**TASK BRIEF**: Lines holding the string "lumotlarni" are the ones to copy; find them all in the data.

(Saved entries)
◇ ◇ ◇ ◇

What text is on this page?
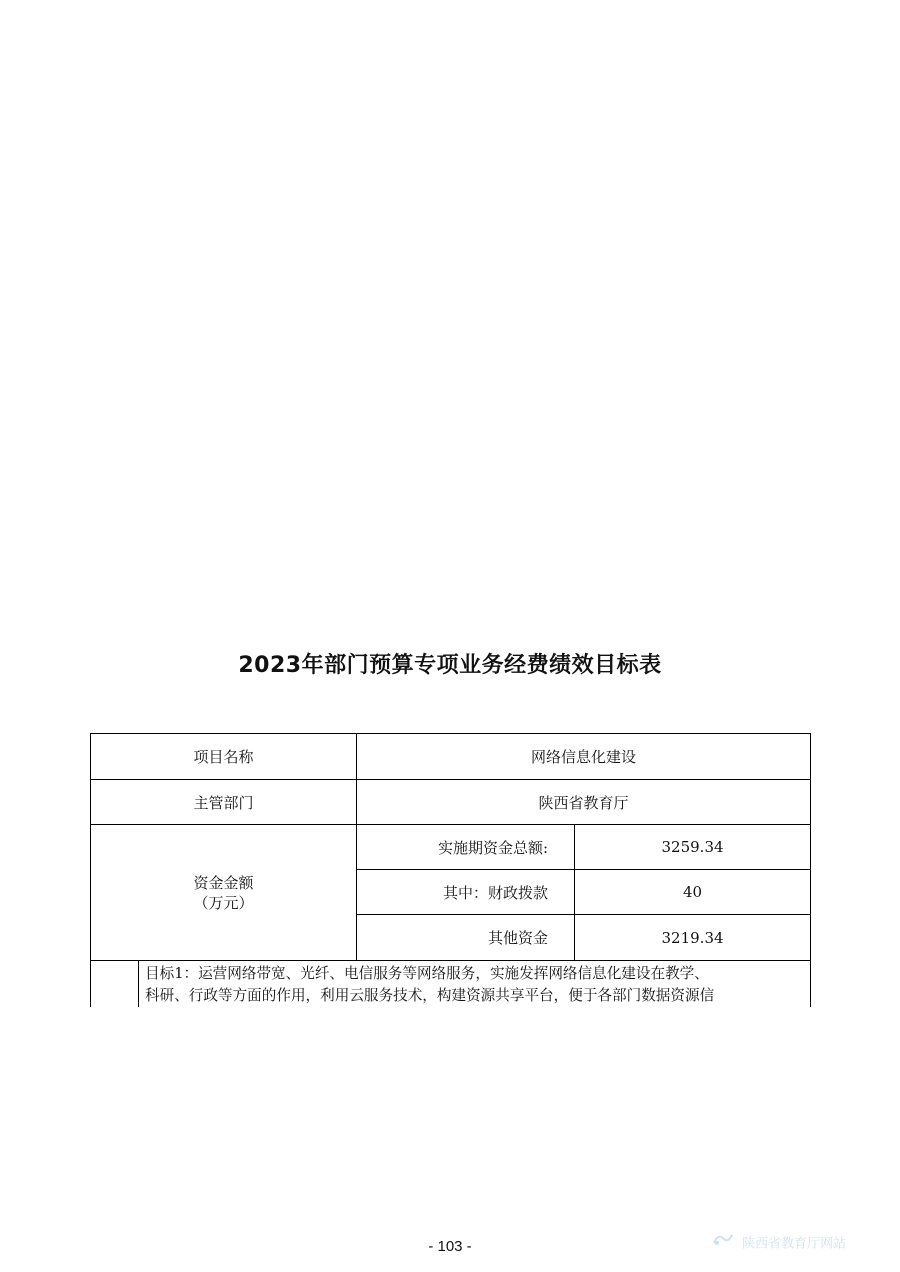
2023年部门预算专项业务经费绩效目标表
项目名称		网络信息化建设	
主管部门		陕西省教育厅	

资金金额
（万元）		实施期资金总额:	3259.34
		其中：财政拨款	40
		其他资金	3219.34

	目标1：运营网络带宽、光纤、电信服务等网络服务，实施发挥网络信息化建设在教学、
科研、行政等方面的作用，利用云服务技术，构建资源共享平台，便于各部门数据资源信		
- 103 -	陕西省教育厅网站
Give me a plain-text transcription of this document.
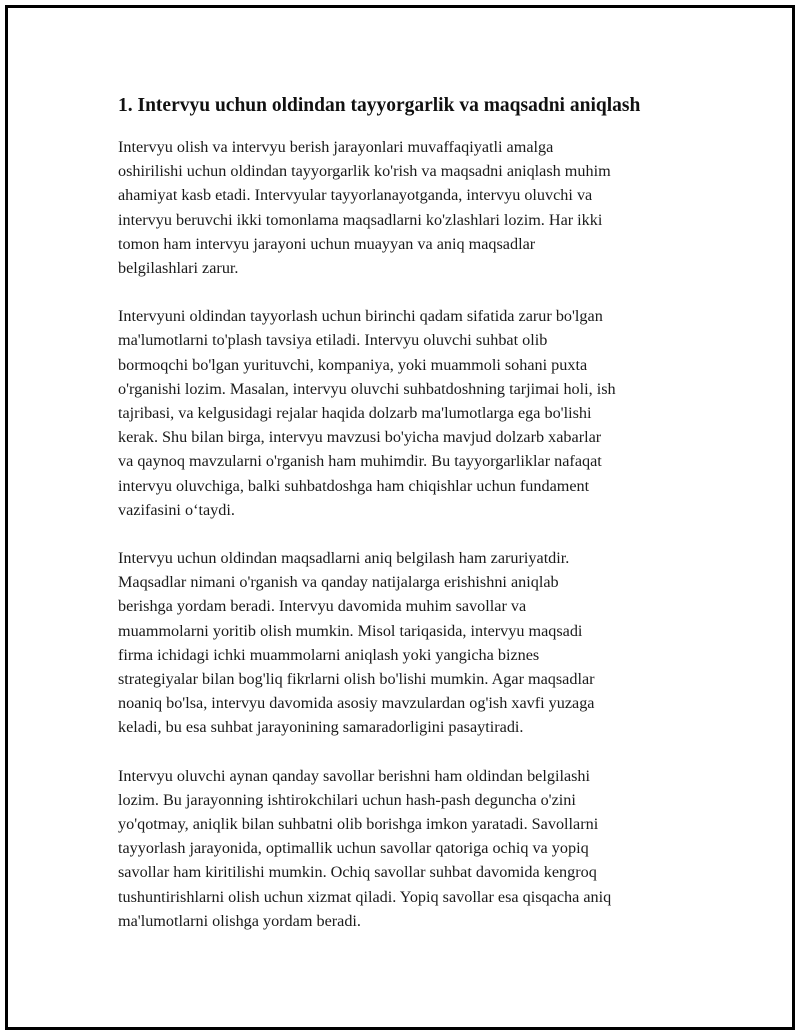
1. Intervyu uchun oldindan tayyorgarlik va maqsadni aniqlash

Intervyu olish va intervyu berish jarayonlari muvaffaqiyatli amalga
oshirilishi uchun oldindan tayyorgarlik ko'rish va maqsadni aniqlash muhim
ahamiyat kasb etadi. Intervyular tayyorlanayotganda, intervyu oluvchi va
intervyu beruvchi ikki tomonlama maqsadlarni ko'zlashlari lozim. Har ikki
tomon ham intervyu jarayoni uchun muayyan va aniq maqsadlar
belgilashlari zarur.

Intervyuni oldindan tayyorlash uchun birinchi qadam sifatida zarur bo'lgan
ma'lumotlarni to'plash tavsiya etiladi. Intervyu oluvchi suhbat olib
bormoqchi bo'lgan yurituvchi, kompaniya, yoki muammoli sohani puxta
o'rganishi lozim. Masalan, intervyu oluvchi suhbatdoshning tarjimai holi, ish
tajribasi, va kelgusidagi rejalar haqida dolzarb ma'lumotlarga ega bo'lishi
kerak. Shu bilan birga, intervyu mavzusi bo'yicha mavjud dolzarb xabarlar
va qaynoq mavzularni o'rganish ham muhimdir. Bu tayyorgarliklar nafaqat
intervyu oluvchiga, balki suhbatdoshga ham chiqishlar uchun fundament
vazifasini o‘taydi.

Intervyu uchun oldindan maqsadlarni aniq belgilash ham zaruriyatdir.
Maqsadlar nimani o'rganish va qanday natijalarga erishishni aniqlab
berishga yordam beradi. Intervyu davomida muhim savollar va
muammolarni yoritib olish mumkin. Misol tariqasida, intervyu maqsadi
firma ichidagi ichki muammolarni aniqlash yoki yangicha biznes
strategiyalar bilan bog'liq fikrlarni olish bo'lishi mumkin. Agar maqsadlar
noaniq bo'lsa, intervyu davomida asosiy mavzulardan og'ish xavfi yuzaga
keladi, bu esa suhbat jarayonining samaradorligini pasaytiradi.

Intervyu oluvchi aynan qanday savollar berishni ham oldindan belgilashi
lozim. Bu jarayonning ishtirokchilari uchun hash-pash deguncha o'zini
yo'qotmay, aniqlik bilan suhbatni olib borishga imkon yaratadi. Savollarni
tayyorlash jarayonida, optimallik uchun savollar qatoriga ochiq va yopiq
savollar ham kiritilishi mumkin. Ochiq savollar suhbat davomida kengroq
tushuntirishlarni olish uchun xizmat qiladi. Yopiq savollar esa qisqacha aniq
ma'lumotlarni olishga yordam beradi.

◇ ◇ ◇ ◇

**THE SOLUTION**:
ma'lumotlarni to'plash tavsiya etiladi. Intervyu oluvchi suhbat olib
ma'lumotlarni olishga yordam beradi.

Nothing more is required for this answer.